### Objective
Your copy should contain exactly the lines from the one that holds "OCR this image." through the end of the material, reproduced as written, with no pictures.
┌─ Dataset records
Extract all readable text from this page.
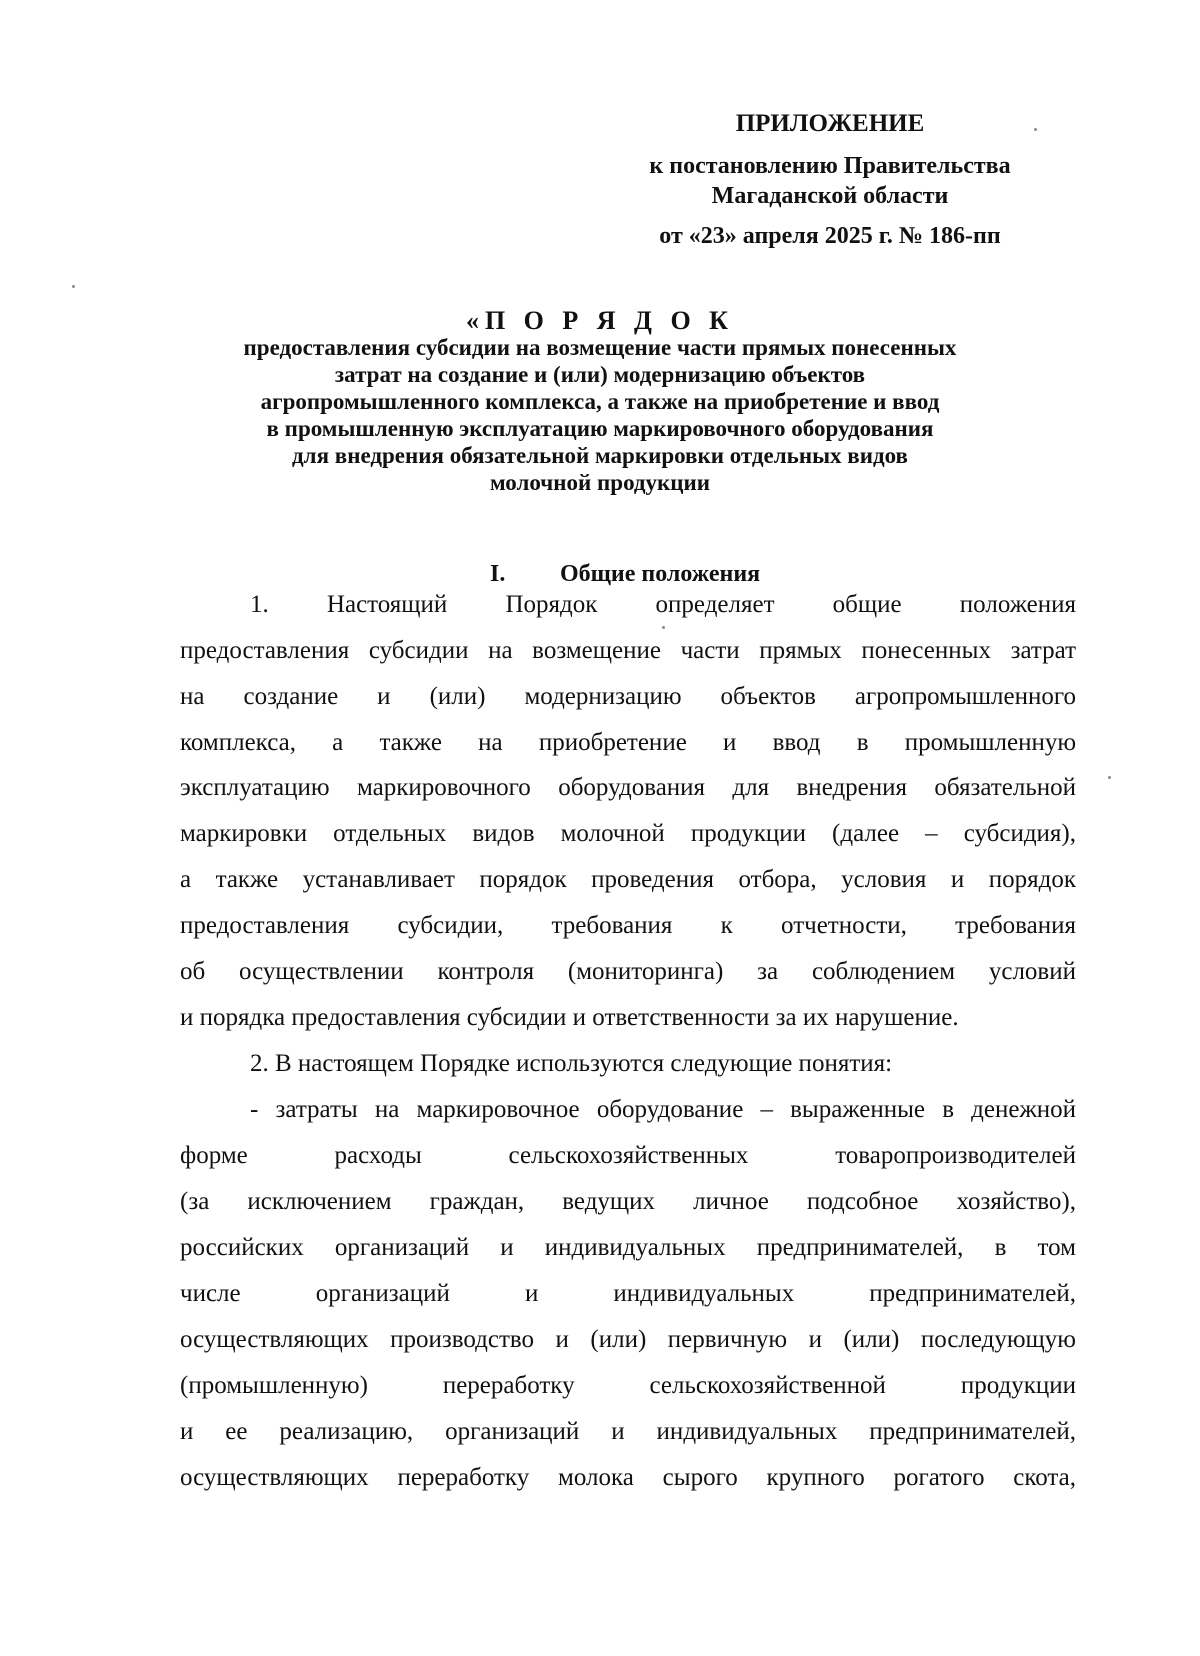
ПРИЛОЖЕНИЕ
к постановлению Правительства
Магаданской области
от «23» апреля 2025 г. № 186-пп
«П О Р Я Д О К
предоставления субсидии на возмещение части прямых понесенных
затрат на создание и (или) модернизацию объектов
агропромышленного комплекса, а также на приобретение и ввод
в промышленную эксплуатацию маркировочного оборудования
для внедрения обязательной маркировки отдельных видов
молочной продукции
I.	Общие положения
1. Настоящий Порядок определяет общие положения
предоставления субсидии на возмещение части прямых понесенных затрат
на создание и (или) модернизацию объектов агропромышленного
комплекса, а также на приобретение и ввод в промышленную
эксплуатацию маркировочного оборудования для внедрения обязательной
маркировки отдельных видов молочной продукции (далее – субсидия),
а также устанавливает порядок проведения отбора, условия и порядок
предоставления субсидии, требования к отчетности, требования
об осуществлении контроля (мониторинга) за соблюдением условий
и порядка предоставления субсидии и ответственности за их нарушение.
2. В настоящем Порядке используются следующие понятия:
- затраты на маркировочное оборудование – выраженные в денежной
форме расходы сельскохозяйственных товаропроизводителей
(за исключением граждан, ведущих личное подсобное хозяйство),
российских организаций и индивидуальных предпринимателей, в том
числе организаций и индивидуальных предпринимателей,
осуществляющих производство и (или) первичную и (или) последующую
(промышленную) переработку сельскохозяйственной продукции
и ее реализацию, организаций и индивидуальных предпринимателей,
осуществляющих переработку молока сырого крупного рогатого скота,
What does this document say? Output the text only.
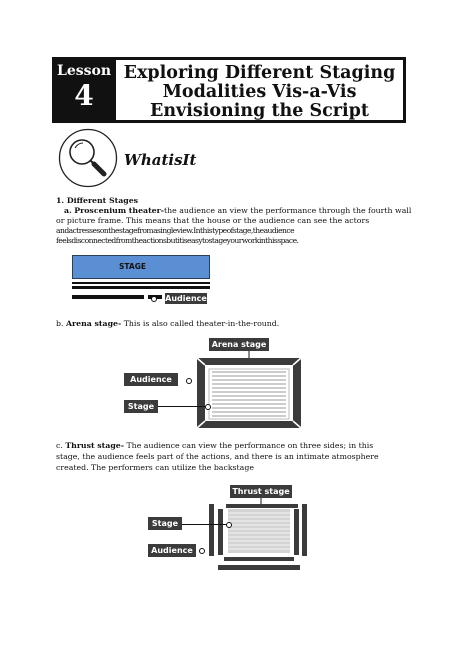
Lesson
4
Exploring Different Staging
Modalities Vis-a-Vis
Envisioning the Script
WhatisIt
1. Different Stages
a. Proscenium theater-the audience an view the performance through the fourth wall
or picture frame. This means that the house or the audience can see the actors
andactressesonthestagefromasingleview.Inthistypeofstage,theaudience
feelsdisconnectedfromtheactionsbutitiseasytostageyourworkinthisspace.
STAGE
Audience
b. Arena stage- This is also called theater-in-the-round.
Arena stage
Audience
Stage
c. Thrust stage- The audience can view the performance on three sides; in this
stage, the audience feels part of the actions, and there is an intimate atmosphere
created. The performers can utilize the backstage
Thrust stage
Stage
Audience
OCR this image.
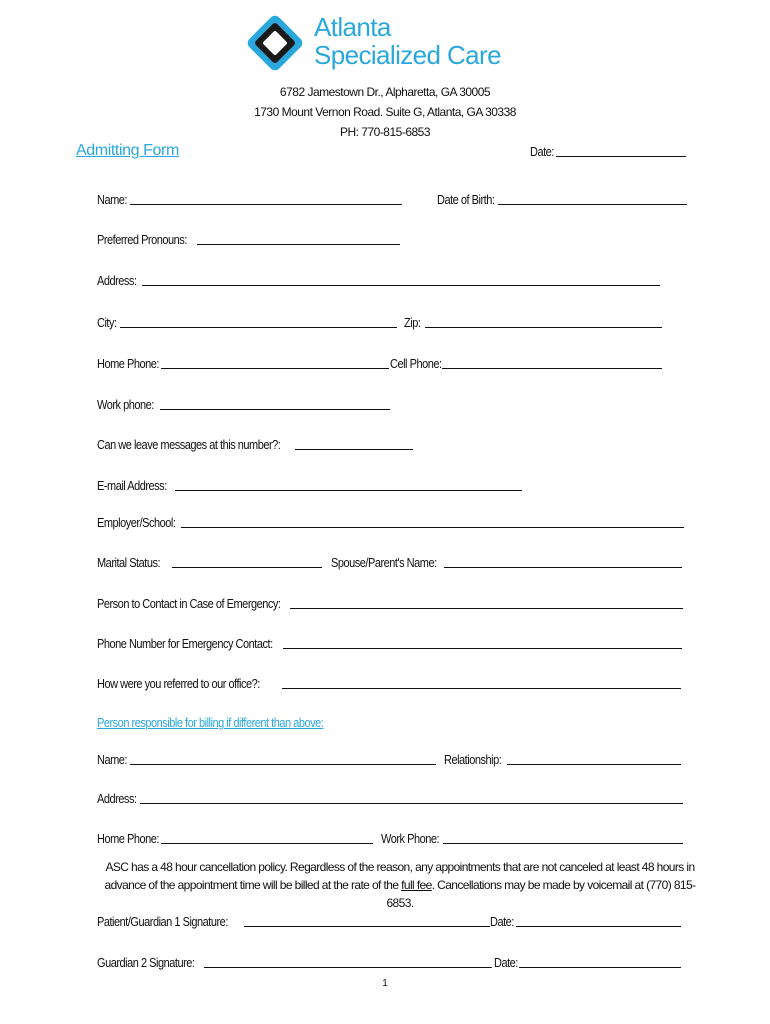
Atlanta
Specialized Care
6782 Jamestown Dr., Alpharetta, GA 30005
1730 Mount Vernon Road. Suite G, Atlanta, GA 30338
PH: 770-815-6853
Admitting Form	Date:
Name:	Date of Birth:
Preferred Pronouns:
Address:
City:	Zip:
Home Phone:	Cell Phone:
Work phone:
Can we leave messages at this number?:
E-mail Address:
Employer/School:
Marital Status:	Spouse/Parent's Name:
Person to Contact in Case of Emergency:
Phone Number for Emergency Contact:
How were you referred to our office?:
Person responsible for billing if different than above:
Name:	Relationship:
Address:
Home Phone:	Work Phone:
ASC has a 48 hour cancellation policy. Regardless of the reason, any appointments that are not canceled at least 48 hours in advance of the appointment time will be billed at the rate of the full fee. Cancellations may be made by voicemail at (770) 815-6853.
Patient/Guardian 1 Signature:	Date:
Guardian 2 Signature:	Date:
1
└─
### Task output
OCR this image.
Atlanta
Specialized Care
6782 Jamestown Dr., Alpharetta, GA 30005
1730 Mount Vernon Road. Suite G, Atlanta, GA 30338
PH: 770-815-6853
Admitting Form	Date:
Name:	Date of Birth:
Preferred Pronouns:
Address:
City:	Zip:
Home Phone:	Cell Phone:
Work phone:
Can we leave messages at this number?:
E-mail Address:
Employer/School:
Marital Status:	Spouse/Parent's Name:
Person to Contact in Case of Emergency:
Phone Number for Emergency Contact:
How were you referred to our office?:
Person responsible for billing if different than above:
Name:	Relationship:
Address:
Home Phone:	Work Phone:
ASC has a 48 hour cancellation policy. Regardless of the reason, any appointments that are not canceled at least 48 hours in advance of the appointment time will be billed at the rate of the full fee. Cancellations may be made by voicemail at (770) 815-6853.
Patient/Guardian 1 Signature:	Date:
Guardian 2 Signature:	Date:
1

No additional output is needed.